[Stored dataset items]
___
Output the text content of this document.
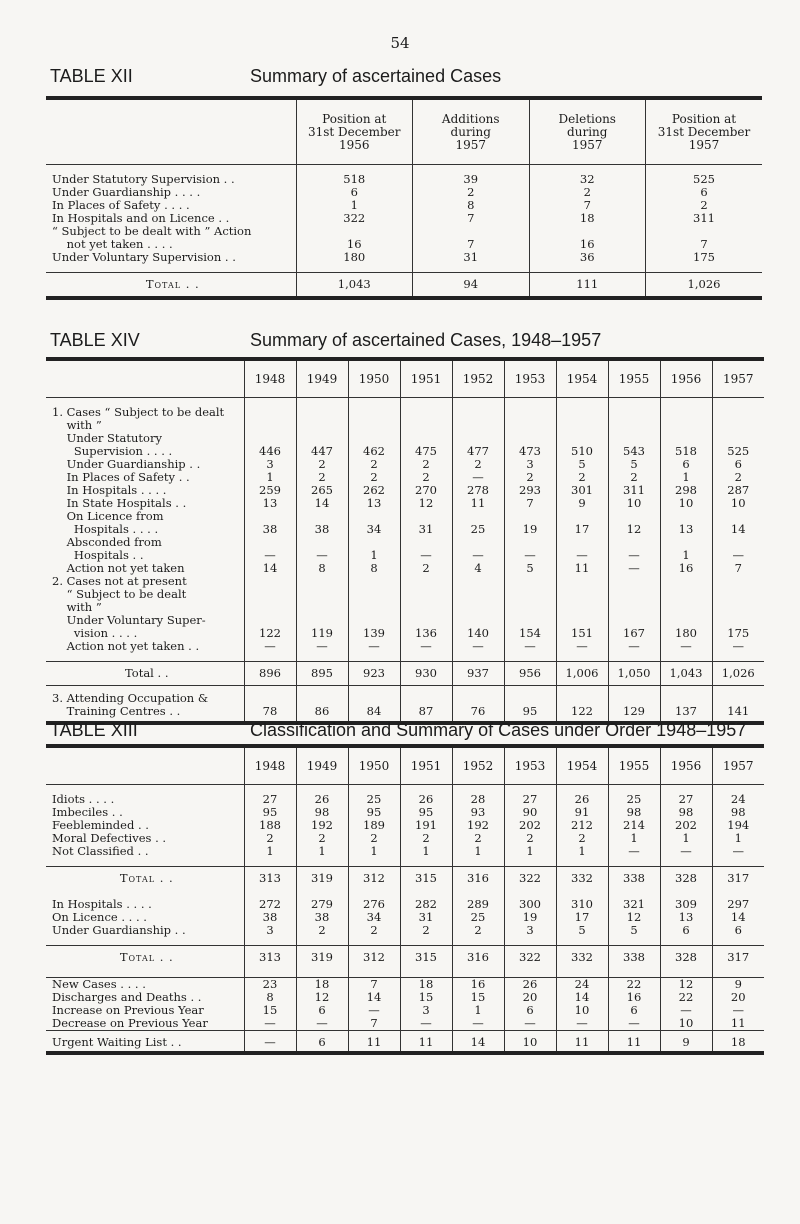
54
TABLE XII	Summary of ascertained Cases
	Position at
31st December
1956	Additions
during
1957	Deletions
during
1957	Position at
31st December
1957

Under Statutory Supervision . .	518	39	32	525
Under Guardianship . . . .	6	2	2	6
In Places of Safety . . . .	1	8	7	2
In Hospitals and on Licence . .	322	7	18	311
“ Subject to be dealt with ” Action				
not yet taken . . . .	16	7	16	7
Under Voluntary Supervision . .	180	31	36	175

Total . .	1,043	94	111	1,026
TABLE XIV	Summary of ascertained Cases, 1948–1957
	1948	1949	1950	1951	1952	1953	1954	1955	1956	1957

1. Cases “ Subject to be dealt										
with ”										
Under Statutory										
Supervision . . . .	446	447	462	475	477	473	510	543	518	525
Under Guardianship . .	3	2	2	2	2	3	5	5	6	6
In Places of Safety . .	1	2	2	2	—	2	2	2	1	2
In Hospitals . . . .	259	265	262	270	278	293	301	311	298	287
In State Hospitals . .	13	14	13	12	11	7	9	10	10	10
On Licence from										
Hospitals . . . .	38	38	34	31	25	19	17	12	13	14
Absconded from										
Hospitals . .	—	—	1	—	—	—	—	—	1	—
Action not yet taken	14	8	8	2	4	5	11	—	16	7
2. Cases not at present										
“ Subject to be dealt										
with ”										
Under Voluntary Super-										
vision . . . .	122	119	139	136	140	154	151	167	180	175
Action not yet taken . .	—	—	—	—	—	—	—	—	—	—

Total . .	896	895	923	930	937	956	1,006	1,050	1,043	1,026
3. Attending Occupation &										
Training Centres . .	78	86	84	87	76	95	122	129	137	141
TABLE XIII	Classification and Summary of Cases under Order 1948–1957
	1948	1949	1950	1951	1952	1953	1954	1955	1956	1957

Idiots . . . .	27	26	25	26	28	27	26	25	27	24
Imbeciles . .	95	98	95	95	93	90	91	98	98	98
Feebleminded . .	188	192	189	191	192	202	212	214	202	194
Moral Defectives . .	2	2	2	2	2	2	2	1	1	1
Not Classified . .	1	1	1	1	1	1	1	—	—	—

Total . .	313	319	312	315	316	322	332	338	328	317

In Hospitals . . . .	272	279	276	282	289	300	310	321	309	297
On Licence . . . .	38	38	34	31	25	19	17	12	13	14
Under Guardianship . .	3	2	2	2	2	3	5	5	6	6

Total . .	313	319	312	315	316	322	332	338	328	317

New Cases . . . .	23	18	7	18	16	26	24	22	12	9
Discharges and Deaths . .	8	12	14	15	15	20	14	16	22	20
Increase on Previous Year	15	6	—	3	1	6	10	6	—	—
Decrease on Previous Year	—	—	7	—	—	—	—	—	10	11
Urgent Waiting List . .	—	6	11	11	14	10	11	11	9	18
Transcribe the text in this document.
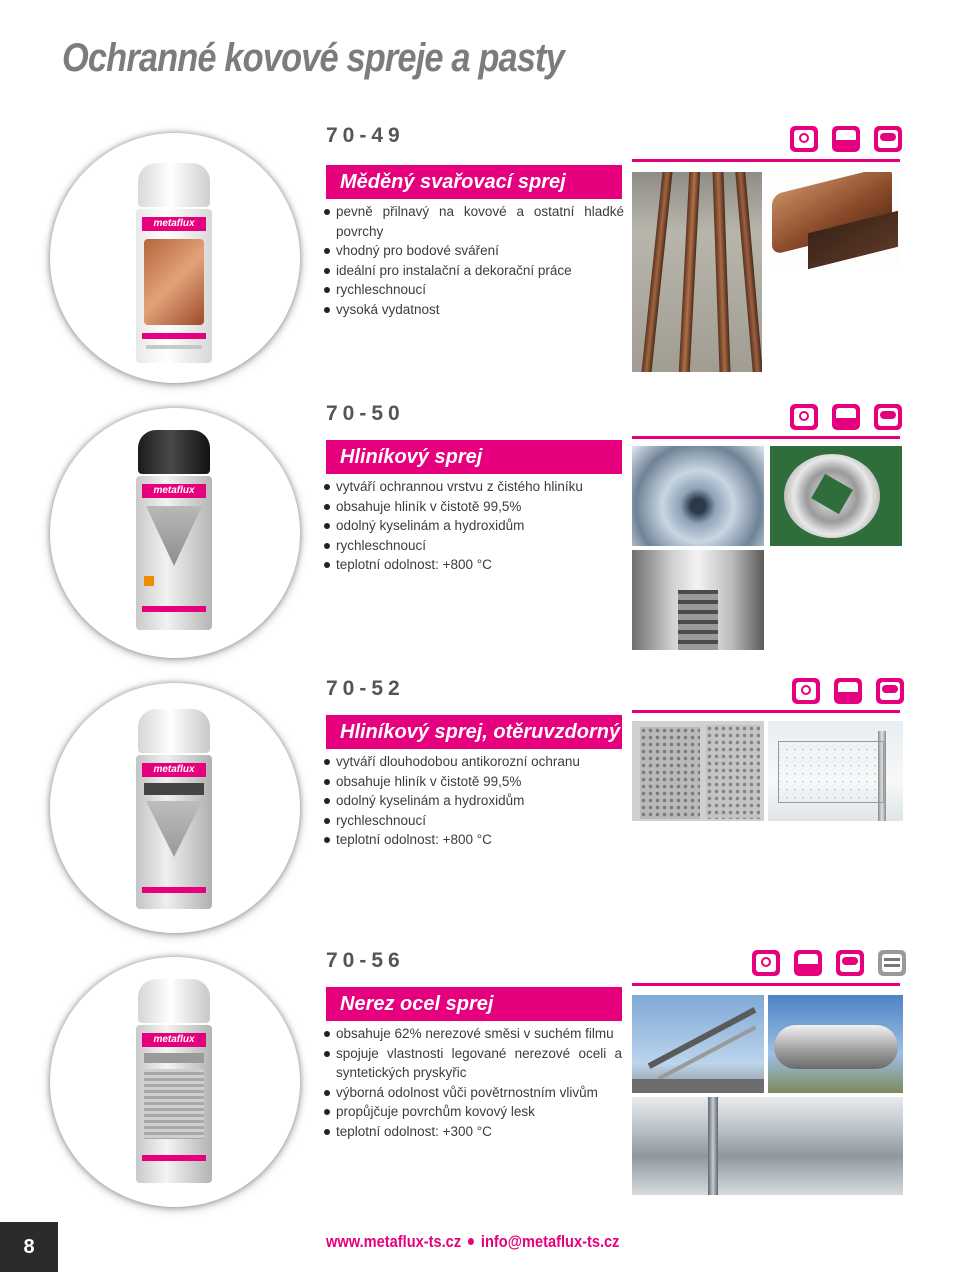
Ochranné kovové spreje a pasty
metaflux
70-49
Měděný svařovací sprej
pevně přilnavý na kovové a ostatní hladké povrchy
vhodný pro bodové sváření
ideální pro instalační a dekorační práce
rychleschnoucí
vysoká vydatnost
metaflux
70-50
Hliníkový sprej
vytváří ochrannou vrstvu z čistého hliníku
obsahuje hliník v čistotě 99,5%
odolný kyselinám a hydroxidům
rychleschnoucí
teplotní odolnost: +800 °C
metaflux
70-52
Hliníkový sprej, otěruvzdorný
vytváří dlouhodobou antikorozní ochranu
obsahuje hliník v čistotě 99,5%
odolný kyselinám a hydroxidům
rychleschnoucí
teplotní odolnost: +800 °C
metaflux
70-56
Nerez ocel sprej
obsahuje 62% nerezové směsi v suchém filmu
spojuje vlastnosti legované nerezové oceli a syntetických pryskyřic
výborná odolnost vůči povětrnostním vlivům
propůjčuje povrchům kovový lesk
teplotní odolnost: +300 °C
8	www.metaflux-ts.cz info@metaflux-ts.cz
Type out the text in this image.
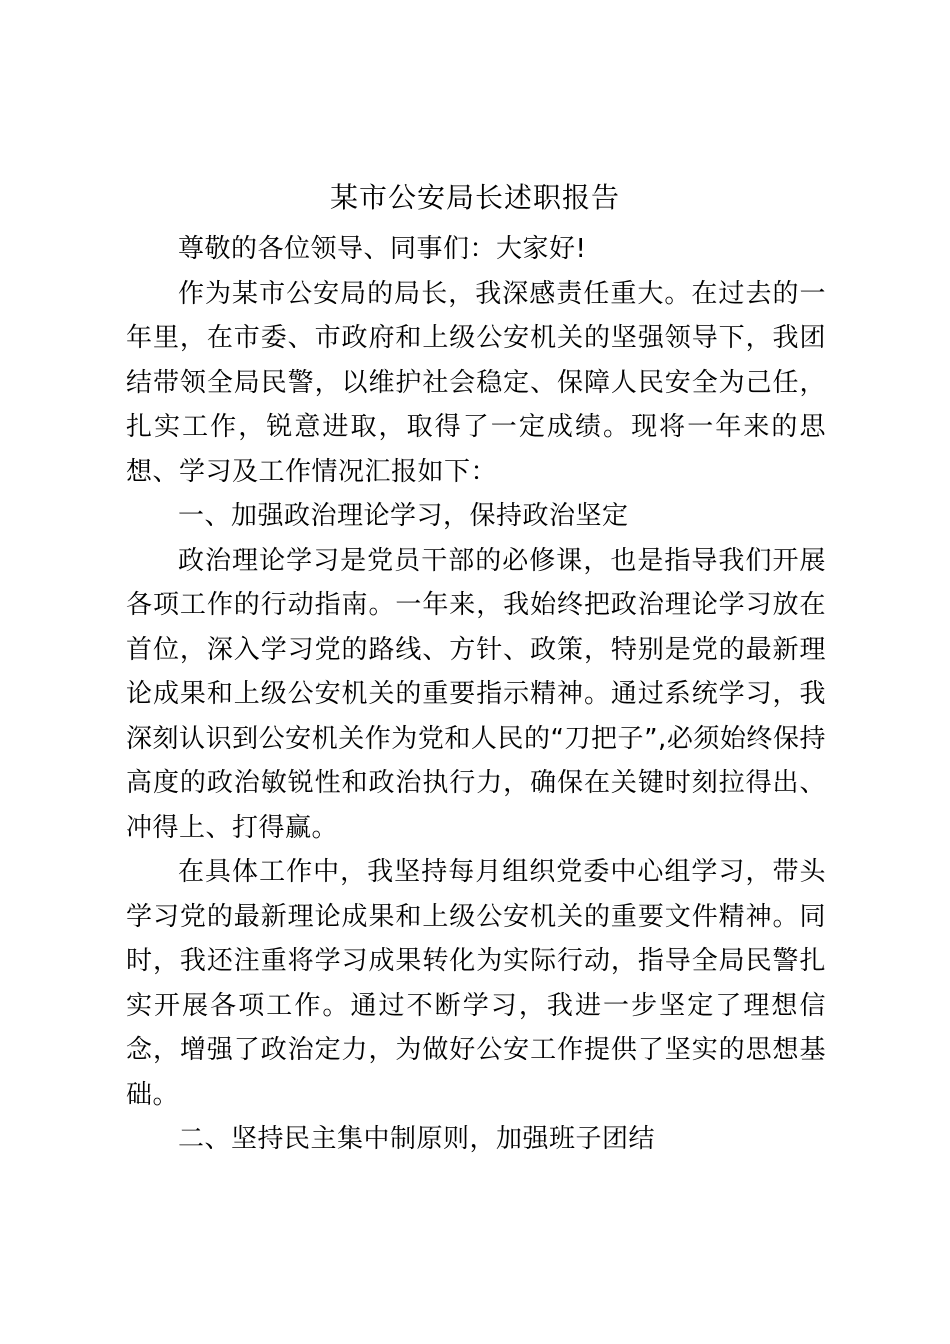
某市公安局长述职报告

尊敬的各位领导、同事们：大家好!

作为某市公安局的局长，我深感责任重大。在过去的一年里，在市委、市政府和上级公安机关的坚强领导下，我团结带领全局民警，以维护社会稳定、保障人民安全为己任，扎实工作，锐意进取，取得了一定成绩。现将一年来的思想、学习及工作情况汇报如下：

一、加强政治理论学习，保持政治坚定

政治理论学习是党员干部的必修课，也是指导我们开展各项工作的行动指南。一年来，我始终把政治理论学习放在首位，深入学习党的路线、方针、政策，特别是党的最新理论成果和上级公安机关的重要指示精神。通过系统学习，我深刻认识到公安机关作为党和人民的“刀把子”,必须始终保持高度的政治敏锐性和政治执行力，确保在关键时刻拉得出、冲得上、打得赢。

在具体工作中，我坚持每月组织党委中心组学习，带头学习党的最新理论成果和上级公安机关的重要文件精神。同时，我还注重将学习成果转化为实际行动，指导全局民警扎实开展各项工作。通过不断学习，我进一步坚定了理想信念，增强了政治定力，为做好公安工作提供了坚实的思想基础。

二、坚持民主集中制原则，加强班子团结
___
» **TASK TO CARRY OUT**
Reproduce the entries exactly. Do not carry over any picture.

» **THE RESULT**
Output the text content of this document.
54
TABLE XII	Summary of ascertained Cases
	Position at
31st December
1956	Additions
during
1957	Deletions
during
1957	Position at
31st December
1957

Under Statutory Supervision . .	518	39	32	525
Under Guardianship . . . .	6	2	2	6
In Places of Safety . . . .	1	8	7	2
In Hospitals and on Licence . .	322	7	18	311
“ Subject to be dealt with ” Action				
not yet taken . . . .	16	7	16	7
Under Voluntary Supervision . .	180	31	36	175

Total . .	1,043	94	111	1,026
TABLE XIV	Summary of ascertained Cases, 1948–1957
	1948	1949	1950	1951	1952	1953	1954	1955	1956	1957

1. Cases “ Subject to be dealt										
with ”										
Under Statutory										
Supervision . . . .	446	447	462	475	477	473	510	543	518	525
Under Guardianship . .	3	2	2	2	2	3	5	5	6	6
In Places of Safety . .	1	2	2	2	—	2	2	2	1	2
In Hospitals . . . .	259	265	262	270	278	293	301	311	298	287
In State Hospitals . .	13	14	13	12	11	7	9	10	10	10
On Licence from										
Hospitals . . . .	38	38	34	31	25	19	17	12	13	14
Absconded from										
Hospitals . .	—	—	1	—	—	—	—	—	1	—
Action not yet taken	14	8	8	2	4	5	11	—	16	7
2. Cases not at present										
“ Subject to be dealt										
with ”										
Under Voluntary Super-										
vision . . . .	122	119	139	136	140	154	151	167	180	175
Action not yet taken . .	—	—	—	—	—	—	—	—	—	—

Total . .	896	895	923	930	937	956	1,006	1,050	1,043	1,026
3. Attending Occupation &										
Training Centres . .	78	86	84	87	76	95	122	129	137	141
TABLE XIII	Classification and Summary of Cases under Order 1948–1957
	1948	1949	1950	1951	1952	1953	1954	1955	1956	1957

Idiots . . . .	27	26	25	26	28	27	26	25	27	24
Imbeciles . .	95	98	95	95	93	90	91	98	98	98
Feebleminded . .	188	192	189	191	192	202	212	214	202	194
Moral Defectives . .	2	2	2	2	2	2	2	1	1	1
Not Classified . .	1	1	1	1	1	1	1	—	—	—

Total . .	313	319	312	315	316	322	332	338	328	317

In Hospitals . . . .	272	279	276	282	289	300	310	321	309	297
On Licence . . . .	38	38	34	31	25	19	17	12	13	14
Under Guardianship . .	3	2	2	2	2	3	5	5	6	6

Total . .	313	319	312	315	316	322	332	338	328	317

New Cases . . . .	23	18	7	18	16	26	24	22	12	9
Discharges and Deaths . .	8	12	14	15	15	20	14	16	22	20
Increase on Previous Year	15	6	—	3	1	6	10	6	—	—
Decrease on Previous Year	—	—	7	—	—	—	—	—	10	11
Urgent Waiting List . .	—	6	11	11	14	10	11	11	9	18
Transcribe the text in this document.
Ochranné kovové spreje a pasty
metaflux
70-49
Měděný svařovací sprej
pevně přilnavý na kovové a ostatní hladké povrchy
vhodný pro bodové sváření
ideální pro instalační a dekorační práce
rychleschnoucí
vysoká vydatnost
metaflux
70-50
Hliníkový sprej
vytváří ochrannou vrstvu z čistého hliníku
obsahuje hliník v čistotě 99,5%
odolný kyselinám a hydroxidům
rychleschnoucí
teplotní odolnost: +800 °C
metaflux
70-52
Hliníkový sprej, otěruvzdorný
vytváří dlouhodobou antikorozní ochranu
obsahuje hliník v čistotě 99,5%
odolný kyselinám a hydroxidům
rychleschnoucí
teplotní odolnost: +800 °C
metaflux
70-56
Nerez ocel sprej
obsahuje 62% nerezové směsi v suchém filmu
spojuje vlastnosti legované nerezové oceli a syntetických pryskyřic
výborná odolnost vůči povětrnostním vlivům
propůjčuje povrchům kovový lesk
teplotní odolnost: +300 °C
8	www.metaflux-ts.cz info@metaflux-ts.cz
Type out the text in this image.
某市公安局长述职报告

尊敬的各位领导、同事们：大家好!

作为某市公安局的局长，我深感责任重大。在过去的一年里，在市委、市政府和上级公安机关的坚强领导下，我团结带领全局民警，以维护社会稳定、保障人民安全为己任，扎实工作，锐意进取，取得了一定成绩。现将一年来的思想、学习及工作情况汇报如下：

一、加强政治理论学习，保持政治坚定

政治理论学习是党员干部的必修课，也是指导我们开展各项工作的行动指南。一年来，我始终把政治理论学习放在首位，深入学习党的路线、方针、政策，特别是党的最新理论成果和上级公安机关的重要指示精神。通过系统学习，我深刻认识到公安机关作为党和人民的“刀把子”,必须始终保持高度的政治敏锐性和政治执行力，确保在关键时刻拉得出、冲得上、打得赢。

在具体工作中，我坚持每月组织党委中心组学习，带头学习党的最新理论成果和上级公安机关的重要文件精神。同时，我还注重将学习成果转化为实际行动，指导全局民警扎实开展各项工作。通过不断学习，我进一步坚定了理想信念，增强了政治定力，为做好公安工作提供了坚实的思想基础。

二、坚持民主集中制原则，加强班子团结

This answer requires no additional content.